====== EXTRAIT CHOISI

J’ai longuement hésité à écrire ce qui suit.
La raison est toute simple : la question des castes est redoutable. On préfère lui appliquer le silence que l’on sait tous, et « laisser la chose telle qu’elle est ». J’aurais continué à me taire à son propos comme tout le monde si cette chose qu’on propose de « laisser telle qu’elle est » n’était pas nocive à la société ; si elle n’était pas vectrice d’injustice.
Je n’écris sous aucune commande : ni celle de plaire à des personnes qui en souffriraient, ni celle des pulsions du jeune idéaliste qui voudrait voir le monde autrement. J’écris parce que je suis convaincu qu’un fait social reste une construction artificielle, et la raison voudrait qu’on s’en débarrasse lorsqu’on ne lui voit plus d’utilité. J’écris parce que par ce geste, je prends définitivement position par rapport à un sujet qui divise la conscience nationale, à toutes les échelles. J’écris avec l’espoir qu’en déclinant les raisons miennes, vous qui me lirez, embrasserez ma position ou, plutôt, réfléchirez davantage sur la question pour proposer la vôtre.
Je me dresse contre toute logique de caste parce que j’estime qu’elle est socialement pernicieuse, politiquement inefficace et religieusement blâmable.

============
====== LIGNES ENREGISTRÉES

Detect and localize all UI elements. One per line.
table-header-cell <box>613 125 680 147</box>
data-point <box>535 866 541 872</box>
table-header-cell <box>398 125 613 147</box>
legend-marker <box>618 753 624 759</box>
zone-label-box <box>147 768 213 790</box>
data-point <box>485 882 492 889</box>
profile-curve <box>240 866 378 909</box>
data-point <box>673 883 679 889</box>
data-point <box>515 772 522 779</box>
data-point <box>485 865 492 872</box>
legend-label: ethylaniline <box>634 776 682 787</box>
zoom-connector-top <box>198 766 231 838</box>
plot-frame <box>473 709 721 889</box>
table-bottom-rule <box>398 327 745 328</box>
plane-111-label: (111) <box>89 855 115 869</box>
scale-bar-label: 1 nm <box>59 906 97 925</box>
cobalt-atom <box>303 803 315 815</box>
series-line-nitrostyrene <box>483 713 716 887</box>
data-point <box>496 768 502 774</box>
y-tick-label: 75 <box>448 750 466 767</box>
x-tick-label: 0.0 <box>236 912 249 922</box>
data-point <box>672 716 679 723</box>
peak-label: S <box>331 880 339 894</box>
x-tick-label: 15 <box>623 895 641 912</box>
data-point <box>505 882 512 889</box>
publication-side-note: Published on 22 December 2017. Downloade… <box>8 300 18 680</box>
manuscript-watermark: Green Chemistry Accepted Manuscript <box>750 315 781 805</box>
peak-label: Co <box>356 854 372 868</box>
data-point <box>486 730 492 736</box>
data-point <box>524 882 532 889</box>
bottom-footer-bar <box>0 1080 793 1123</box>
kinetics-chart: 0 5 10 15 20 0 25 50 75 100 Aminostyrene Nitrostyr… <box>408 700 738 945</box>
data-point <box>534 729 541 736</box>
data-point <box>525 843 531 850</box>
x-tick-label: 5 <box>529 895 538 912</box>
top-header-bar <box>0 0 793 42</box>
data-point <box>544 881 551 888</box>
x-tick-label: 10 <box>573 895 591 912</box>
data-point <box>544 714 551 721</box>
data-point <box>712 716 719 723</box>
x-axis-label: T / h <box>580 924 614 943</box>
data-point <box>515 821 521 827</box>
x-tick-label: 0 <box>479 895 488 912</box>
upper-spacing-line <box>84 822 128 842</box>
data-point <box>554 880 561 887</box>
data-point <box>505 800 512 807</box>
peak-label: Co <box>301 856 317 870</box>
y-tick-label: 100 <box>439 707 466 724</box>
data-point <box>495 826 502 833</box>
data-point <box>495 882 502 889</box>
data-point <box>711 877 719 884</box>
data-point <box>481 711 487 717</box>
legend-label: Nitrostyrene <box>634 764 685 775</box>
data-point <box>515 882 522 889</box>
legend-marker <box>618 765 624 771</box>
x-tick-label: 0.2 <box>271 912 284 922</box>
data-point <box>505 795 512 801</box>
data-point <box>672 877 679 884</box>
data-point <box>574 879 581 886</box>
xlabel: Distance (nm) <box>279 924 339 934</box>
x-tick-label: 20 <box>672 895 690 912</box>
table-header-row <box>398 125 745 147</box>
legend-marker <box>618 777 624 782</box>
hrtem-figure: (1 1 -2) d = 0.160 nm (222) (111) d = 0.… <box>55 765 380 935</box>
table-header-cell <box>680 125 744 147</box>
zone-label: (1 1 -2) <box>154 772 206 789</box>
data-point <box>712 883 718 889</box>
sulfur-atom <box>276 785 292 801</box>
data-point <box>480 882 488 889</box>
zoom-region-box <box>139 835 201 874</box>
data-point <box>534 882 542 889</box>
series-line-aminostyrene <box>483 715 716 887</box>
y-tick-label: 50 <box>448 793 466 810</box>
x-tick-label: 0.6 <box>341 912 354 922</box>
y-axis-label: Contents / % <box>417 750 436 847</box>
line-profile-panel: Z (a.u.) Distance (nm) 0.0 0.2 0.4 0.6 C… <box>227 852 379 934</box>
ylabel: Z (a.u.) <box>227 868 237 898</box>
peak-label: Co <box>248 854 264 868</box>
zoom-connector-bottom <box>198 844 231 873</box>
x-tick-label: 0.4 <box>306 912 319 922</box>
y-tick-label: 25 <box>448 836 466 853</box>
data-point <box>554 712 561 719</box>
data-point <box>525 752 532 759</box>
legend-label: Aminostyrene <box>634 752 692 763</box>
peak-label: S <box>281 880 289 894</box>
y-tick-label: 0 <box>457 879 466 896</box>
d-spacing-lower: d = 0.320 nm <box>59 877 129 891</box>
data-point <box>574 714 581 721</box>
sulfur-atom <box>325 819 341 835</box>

============

» CONSIGNES DE TRAVAIL
Dans le texte sur les castes, par quels trois qualificatifs la logique de caste est-elle jugée ? Les enregistrements ne servent pas à répondre.

» RÉPONSE ATTENDUE
Elle est jugée socialement pernicieuse, politiquement inefficace et religieusement blâmable.